| DIRECTION |
Each line of the listing that contains the word "最低工资法" is to be copied.

(Collection entries)
****************************************

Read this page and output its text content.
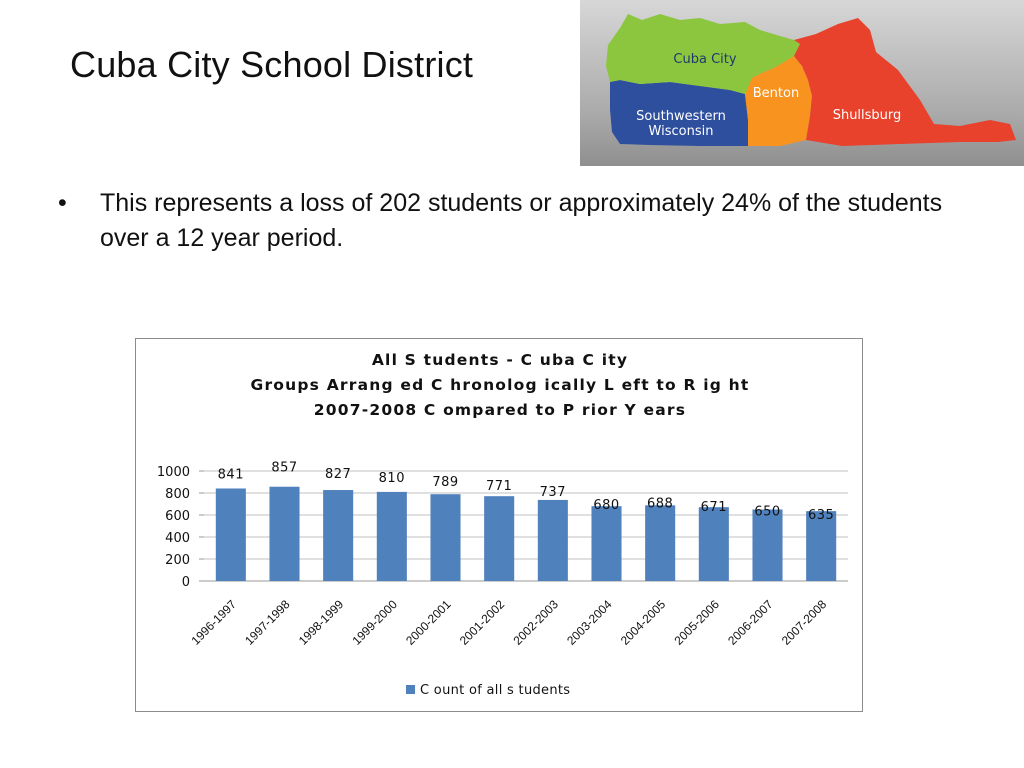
Cuba City School District	Cuba City
Benton
Shullsburg
Southwestern
Wisconsin
• This represents a loss of 202 students or approximately 24% of the students over a 12 year period.
All S tudents - C uba C ity
Groups Arrang ed C hronolog ically L eft to R ig ht
2007-2008 C ompared to P rior Y ears
0
200
400
600
800
1000 841 857 827 810 789 771 737
680 688 671 650 635
1996-1997 1997-1998 1998-1999 1999-2000 2000-2001 2001-2002 2002-2003 2003-2004 2004-2005 2005-2006 2006-2007 2007-2008
C ount of all s tudents
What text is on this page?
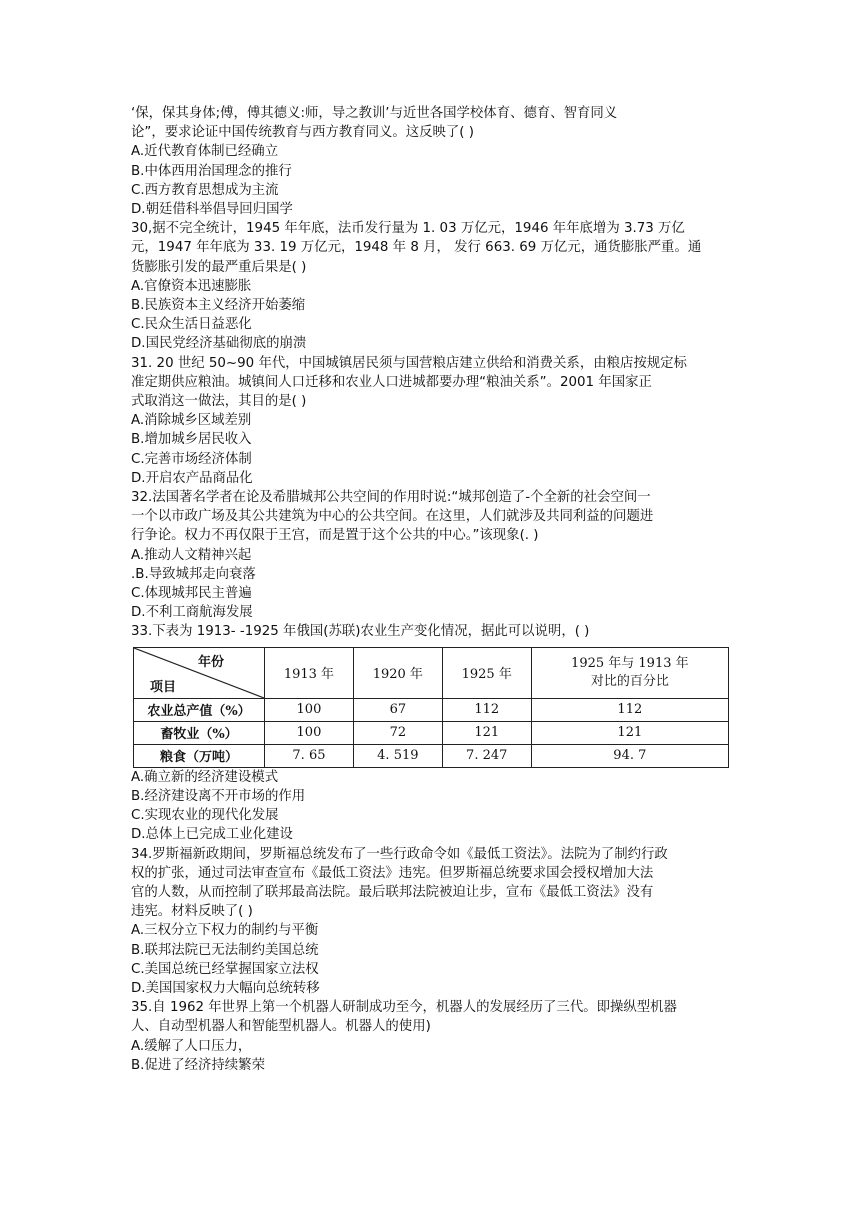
‘保，保其身体;傅，傅其德义:师，导之教训’与近世各国学校体育、德育、智育同义
论”，要求论证中国传统教育与西方教育同义。这反映了( )
A.近代教育体制已经确立
B.中体西用治国理念的推行
C.西方教育思想成为主流
D.朝廷借科举倡导回归国学
30,据不完全统计，1945 年年底，法币发行量为 1. 03 万亿元，1946 年年底增为 3.73 万亿
元，1947 年年底为 33. 19 万亿元，1948 年 8 月， 发行 663. 69 万亿元，通货膨胀严重。通
货膨胀引发的最严重后果是( )
A.官僚资本迅速膨胀
B.民族资本主义经济开始萎缩
C.民众生活日益恶化
D.国民党经济基础彻底的崩溃
31. 20 世纪 50~90 年代，中国城镇居民须与国营粮店建立供给和消费关系，由粮店按规定标
准定期供应粮油。城镇间人口迁移和农业人口进城都要办理“粮油关系”。2001 年国家正
式取消这一做法，其目的是( )
A.消除城乡区域差别
B.增加城乡居民收入
C.完善市场经济体制
D.开启农产品商品化
32.法国著名学者在论及希腊城邦公共空间的作用时说:“城邦创造了-个全新的社会空间一
一个以市政广场及其公共建筑为中心的公共空间。在这里，人们就涉及共同利益的问题进
行争论。权力不再仅限于王宫，而是置于这个公共的中心。”该现象(. )
A.推动人文精神兴起
.B.导致城邦走向衰落
C.体现城邦民主普遍
D.不利工商航海发展
33.下表为 1913- -1925 年俄国(苏联)农业生产变化情况，据此可以说明，( )
年份
项目	1913 年	1920 年	1925 年	1925 年与 1913 年
对比的百分比
农业总产值（%）	100	67	112	112
畜牧业（%）	100	72	121	121
粮食（万吨）	7. 65	4. 519	7. 247	94. 7
A.确立新的经济建设模式
B.经济建设离不开市场的作用
C.实现农业的现代化发展
D.总体上已完成工业化建设
34.罗斯福新政期间，罗斯福总统发布了一些行政命令如《最低工资法》。法院为了制约行政
权的扩张，通过司法审查宣布《最低工资法》违宪。但罗斯福总统要求国会授权增加大法
官的人数，从而控制了联邦最高法院。最后联邦法院被迫让步，宣布《最低工资法》没有
违宪。材料反映了( )
A.三权分立下权力的制约与平衡
B.联邦法院已无法制约美国总统
C.美国总统已经掌握国家立法权
D.美国国家权力大幅向总统转移
35.自 1962 年世界上第一个机器人研制成功至今，机器人的发展经历了三代。即操纵型机器
人、自动型机器人和智能型机器人。机器人的使用)
A.缓解了人口压力，
B.促进了经济持续繁荣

****************************************

| COMPLETE OUTPUT |
34.罗斯福新政期间，罗斯福总统发布了一些行政命令如《最低工资法》。法院为了制约行政
权的扩张，通过司法审查宣布《最低工资法》违宪。但罗斯福总统要求国会授权增加大法
官的人数，从而控制了联邦最高法院。最后联邦法院被迫让步，宣布《最低工资法》没有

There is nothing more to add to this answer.